Input:

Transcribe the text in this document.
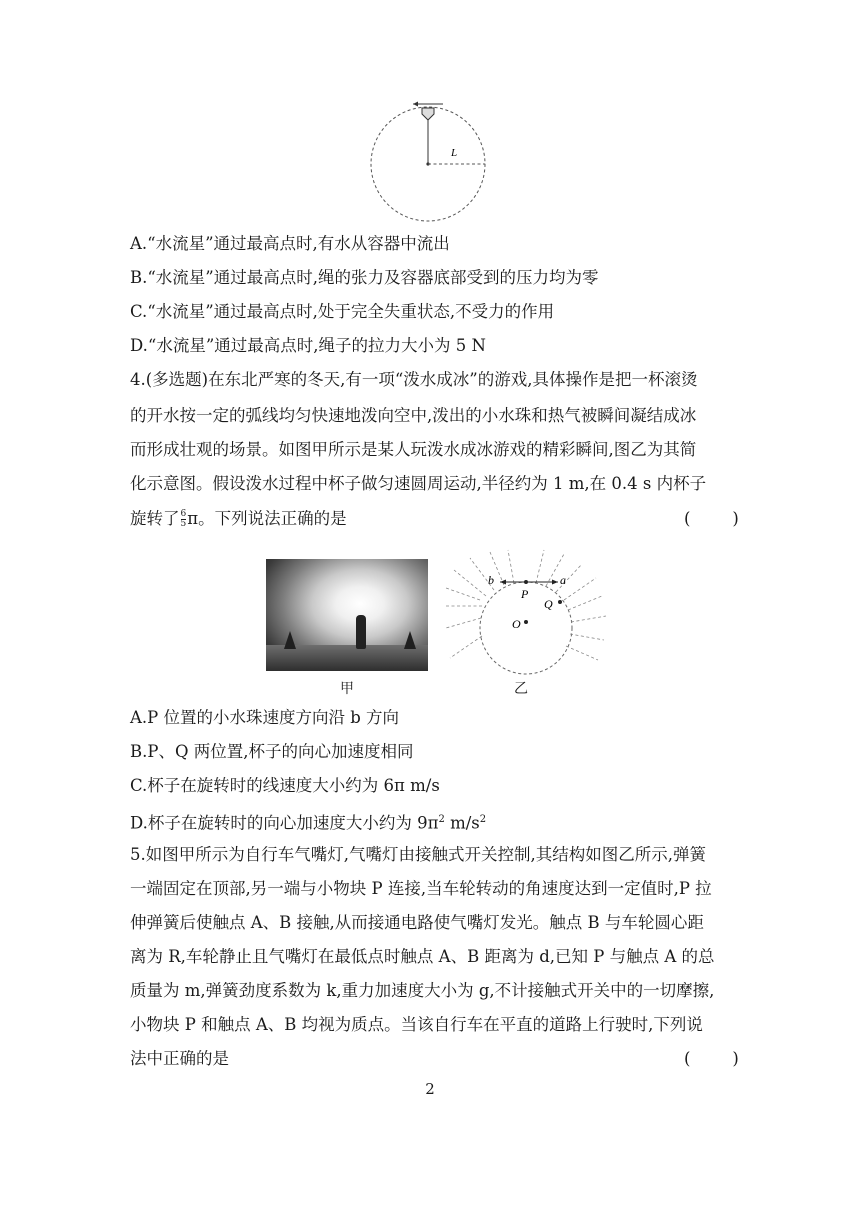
L
A.“水流星”通过最高点时,有水从容器中流出
B.“水流星”通过最高点时,绳的张力及容器底部受到的压力均为零
C.“水流星”通过最高点时,处于完全失重状态,不受力的作用
D.“水流星”通过最高点时,绳子的拉力大小为 5 N
4.(多选题)在东北严寒的冬天,有一项“泼水成冰”的游戏,具体操作是把一杯滚烫
的开水按一定的弧线均匀快速地泼向空中,泼出的小水珠和热气被瞬间凝结成冰
而形成壮观的场景。如图甲所示是某人玩泼水成冰游戏的精彩瞬间,图乙为其简
化示意图。假设泼水过程中杯子做匀速圆周运动,半径约为 1 m,在 0.4 s 内杯子
旋转了 $\frac{6}{5}$ π。下列说法正确的是	(        )
b	a
P
Q
O
甲	乙
A.P 位置的小水珠速度方向沿 b 方向
B.P、Q 两位置,杯子的向心加速度相同
C.杯子在旋转时的线速度大小约为 6π m/s
D.杯子在旋转时的向心加速度大小约为 $9\pi^2$ $m/s^2$
5.如图甲所示为自行车气嘴灯,气嘴灯由接触式开关控制,其结构如图乙所示,弹簧
一端固定在顶部,另一端与小物块 P 连接,当车轮转动的角速度达到一定值时,P 拉
伸弹簧后使触点 A、B 接触,从而接通电路使气嘴灯发光。触点 B 与车轮圆心距
离为 R,车轮静止且气嘴灯在最低点时触点 A、B 距离为 d,已知 P 与触点 A 的总
质量为 m,弹簧劲度系数为 k,重力加速度大小为 g,不计接触式开关中的一切摩擦,
小物块 P 和触点 A、B 均视为质点。当该自行车在平直的道路上行驶时,下列说
法中正确的是	(        )
2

Exercise: Print the complete listing exactly as it stands, without its pictures.

Exercise solution:
Transcribe the text in this document.
L
A.“水流星”通过最高点时,有水从容器中流出
B.“水流星”通过最高点时,绳的张力及容器底部受到的压力均为零
C.“水流星”通过最高点时,处于完全失重状态,不受力的作用
D.“水流星”通过最高点时,绳子的拉力大小为 5 N
4.(多选题)在东北严寒的冬天,有一项“泼水成冰”的游戏,具体操作是把一杯滚烫
的开水按一定的弧线均匀快速地泼向空中,泼出的小水珠和热气被瞬间凝结成冰
而形成壮观的场景。如图甲所示是某人玩泼水成冰游戏的精彩瞬间,图乙为其简
化示意图。假设泼水过程中杯子做匀速圆周运动,半径约为 1 m,在 0.4 s 内杯子
旋转了 $\frac{6}{5}$ π。下列说法正确的是	(        )
b	a
P
Q
O
甲	乙
A.P 位置的小水珠速度方向沿 b 方向
B.P、Q 两位置,杯子的向心加速度相同
C.杯子在旋转时的线速度大小约为 6π m/s
D.杯子在旋转时的向心加速度大小约为 $9\pi^2$ $m/s^2$
5.如图甲所示为自行车气嘴灯,气嘴灯由接触式开关控制,其结构如图乙所示,弹簧
一端固定在顶部,另一端与小物块 P 连接,当车轮转动的角速度达到一定值时,P 拉
伸弹簧后使触点 A、B 接触,从而接通电路使气嘴灯发光。触点 B 与车轮圆心距
离为 R,车轮静止且气嘴灯在最低点时触点 A、B 距离为 d,已知 P 与触点 A 的总
质量为 m,弹簧劲度系数为 k,重力加速度大小为 g,不计接触式开关中的一切摩擦,
小物块 P 和触点 A、B 均视为质点。当该自行车在平直的道路上行驶时,下列说
法中正确的是	(        )
2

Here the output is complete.